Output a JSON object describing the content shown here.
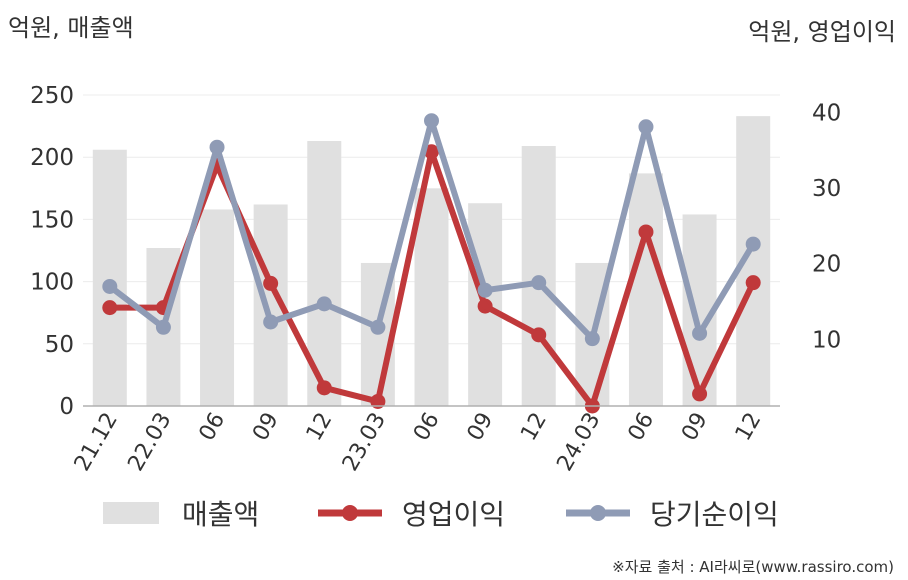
{
  "chart_data": {
    "type": "bar+line",
    "left_axis_unit": "억원, 매출액",
    "right_axis_unit": "억원, 영업이익",
    "categories": [
      "21.12",
      "22.03",
      "06",
      "09",
      "12",
      "23.03",
      "06",
      "09",
      "12",
      "24.03",
      "06",
      "09",
      "12"
    ],
    "left_ylim": [
      0,
      250
    ],
    "left_yticks": [
      0,
      50,
      100,
      150,
      200,
      250
    ],
    "right_ylim": [
      1.2,
      42.3
    ],
    "right_yticks": [
      10,
      20,
      30,
      40
    ],
    "series": [
      {
        "name": "매출액",
        "type": "bar",
        "axis": "left",
        "color": "#e0e0e0",
        "values": [
          206,
          127,
          158,
          162,
          213,
          115,
          175,
          163,
          209,
          115,
          187,
          154,
          233
        ]
      },
      {
        "name": "영업이익",
        "type": "line",
        "axis": "right",
        "color": "#c0393b",
        "values": [
          14.2,
          14.2,
          33.0,
          17.4,
          3.6,
          1.8,
          34.8,
          14.4,
          10.6,
          1.2,
          24.2,
          2.8,
          17.5
        ]
      },
      {
        "name": "당기순이익",
        "type": "line",
        "axis": "right",
        "color": "#8f9bb5",
        "values": [
          17.0,
          11.6,
          35.4,
          12.3,
          14.7,
          11.6,
          38.9,
          16.5,
          17.5,
          10.1,
          38.1,
          10.8,
          22.6
        ]
      }
    ],
    "grid": true,
    "legend": "bottom"
  },
  "source_text": "※자료 출처 : AI라씨로(www.rassiro.com)"
}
^^^^^^^^
_WHAT THE TASK ASKS_
All preceding records should be duplicated verbatim, images excepted.

_FINISHED EXERCISE_
Output a JSON object describing the content shown here.
{
  "chart_data": {
    "type": "bar+line",
    "left_axis_unit": "억원, 매출액",
    "right_axis_unit": "억원, 영업이익",
    "categories": [
      "21.12",
      "22.03",
      "06",
      "09",
      "12",
      "23.03",
      "06",
      "09",
      "12",
      "24.03",
      "06",
      "09",
      "12"
    ],
    "left_ylim": [
      0,
      250
    ],
    "left_yticks": [
      0,
      50,
      100,
      150,
      200,
      250
    ],
    "right_ylim": [
      1.2,
      42.3
    ],
    "right_yticks": [
      10,
      20,
      30,
      40
    ],
    "series": [
      {
        "name": "매출액",
        "type": "bar",
        "axis": "left",
        "color": "#e0e0e0",
        "values": [
          206,
          127,
          158,
          162,
          213,
          115,
          175,
          163,
          209,
          115,
          187,
          154,
          233
        ]
      },
      {
        "name": "영업이익",
        "type": "line",
        "axis": "right",
        "color": "#c0393b",
        "values": [
          14.2,
          14.2,
          33.0,
          17.4,
          3.6,
          1.8,
          34.8,
          14.4,
          10.6,
          1.2,
          24.2,
          2.8,
          17.5
        ]
      },
      {
        "name": "당기순이익",
        "type": "line",
        "axis": "right",
        "color": "#8f9bb5",
        "values": [
          17.0,
          11.6,
          35.4,
          12.3,
          14.7,
          11.6,
          38.9,
          16.5,
          17.5,
          10.1,
          38.1,
          10.8,
          22.6
        ]
      }
    ],
    "grid": true,
    "legend": "bottom"
  },
  "source_text": "※자료 출처 : AI라씨로(www.rassiro.com)"
}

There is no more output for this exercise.